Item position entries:
======

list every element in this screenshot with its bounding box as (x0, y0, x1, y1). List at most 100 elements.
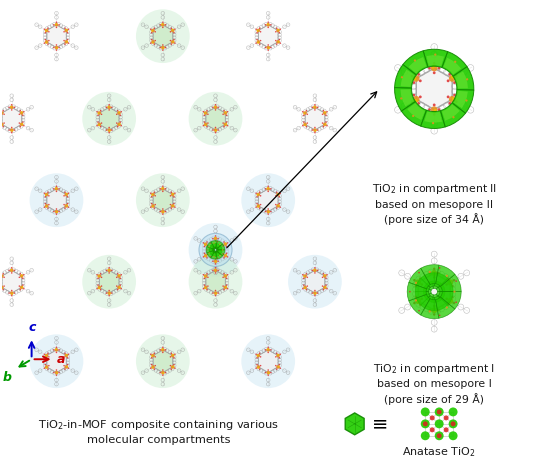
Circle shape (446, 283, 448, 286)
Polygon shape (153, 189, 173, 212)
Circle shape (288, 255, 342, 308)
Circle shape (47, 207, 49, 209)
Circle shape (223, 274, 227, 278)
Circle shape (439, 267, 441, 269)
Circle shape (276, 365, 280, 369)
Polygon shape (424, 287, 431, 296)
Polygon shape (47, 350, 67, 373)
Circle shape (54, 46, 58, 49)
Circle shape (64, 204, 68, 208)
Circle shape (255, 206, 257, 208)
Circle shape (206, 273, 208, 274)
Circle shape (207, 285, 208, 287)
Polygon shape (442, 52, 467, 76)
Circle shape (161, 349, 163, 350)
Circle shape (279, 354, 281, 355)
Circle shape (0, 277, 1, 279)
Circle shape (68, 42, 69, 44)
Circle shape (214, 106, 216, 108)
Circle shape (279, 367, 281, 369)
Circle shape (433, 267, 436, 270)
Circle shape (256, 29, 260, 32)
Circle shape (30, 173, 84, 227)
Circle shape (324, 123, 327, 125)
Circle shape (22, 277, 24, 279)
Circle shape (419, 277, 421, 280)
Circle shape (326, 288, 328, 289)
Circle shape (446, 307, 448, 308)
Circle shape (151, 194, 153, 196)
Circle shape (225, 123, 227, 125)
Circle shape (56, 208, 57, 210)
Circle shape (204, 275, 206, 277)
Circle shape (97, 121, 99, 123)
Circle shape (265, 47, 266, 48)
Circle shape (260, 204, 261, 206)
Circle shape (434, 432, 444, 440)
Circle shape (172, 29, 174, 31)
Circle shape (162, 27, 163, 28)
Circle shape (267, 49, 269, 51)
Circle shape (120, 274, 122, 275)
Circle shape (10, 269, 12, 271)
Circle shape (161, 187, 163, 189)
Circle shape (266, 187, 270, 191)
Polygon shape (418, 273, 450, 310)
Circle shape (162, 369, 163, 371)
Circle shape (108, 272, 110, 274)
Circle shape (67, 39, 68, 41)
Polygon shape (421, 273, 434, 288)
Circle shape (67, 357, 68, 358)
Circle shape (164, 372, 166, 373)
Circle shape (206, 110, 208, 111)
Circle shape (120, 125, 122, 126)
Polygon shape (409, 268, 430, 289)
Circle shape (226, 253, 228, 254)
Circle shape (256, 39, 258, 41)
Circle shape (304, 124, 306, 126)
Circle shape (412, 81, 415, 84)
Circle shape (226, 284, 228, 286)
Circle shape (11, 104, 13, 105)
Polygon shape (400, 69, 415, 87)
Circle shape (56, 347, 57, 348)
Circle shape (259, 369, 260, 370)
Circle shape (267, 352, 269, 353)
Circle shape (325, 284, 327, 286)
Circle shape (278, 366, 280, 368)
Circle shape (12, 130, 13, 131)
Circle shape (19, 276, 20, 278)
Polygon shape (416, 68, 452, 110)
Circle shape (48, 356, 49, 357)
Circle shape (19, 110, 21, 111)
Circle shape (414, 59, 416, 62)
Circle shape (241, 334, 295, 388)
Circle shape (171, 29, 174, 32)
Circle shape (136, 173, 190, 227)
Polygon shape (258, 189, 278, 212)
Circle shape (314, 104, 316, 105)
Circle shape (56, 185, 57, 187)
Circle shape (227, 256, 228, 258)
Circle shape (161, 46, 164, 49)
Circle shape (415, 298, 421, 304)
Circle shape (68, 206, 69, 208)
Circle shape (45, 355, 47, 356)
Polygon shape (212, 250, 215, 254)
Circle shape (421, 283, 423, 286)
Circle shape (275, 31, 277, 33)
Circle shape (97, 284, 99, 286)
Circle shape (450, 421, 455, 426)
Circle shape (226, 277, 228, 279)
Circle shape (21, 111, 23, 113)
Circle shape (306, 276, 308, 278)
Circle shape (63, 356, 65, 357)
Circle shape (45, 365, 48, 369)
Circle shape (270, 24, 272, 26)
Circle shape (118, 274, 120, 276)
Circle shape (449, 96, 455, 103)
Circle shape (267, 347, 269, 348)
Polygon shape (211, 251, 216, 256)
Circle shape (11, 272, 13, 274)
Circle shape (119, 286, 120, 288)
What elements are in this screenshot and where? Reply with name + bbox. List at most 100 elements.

======

- Exercise aim -
Pull out every line of the records above that contains the word "Polygon". Treat case as significant.

- The output -
Polygon shape (153, 189, 173, 212)
Polygon shape (424, 287, 431, 296)
Polygon shape (47, 350, 67, 373)
Polygon shape (442, 52, 467, 76)
Polygon shape (418, 273, 450, 310)
Polygon shape (421, 273, 434, 288)
Polygon shape (409, 268, 430, 289)
Polygon shape (400, 69, 415, 87)
Polygon shape (416, 68, 452, 110)
Polygon shape (258, 189, 278, 212)
Polygon shape (212, 250, 215, 254)
Polygon shape (211, 251, 216, 256)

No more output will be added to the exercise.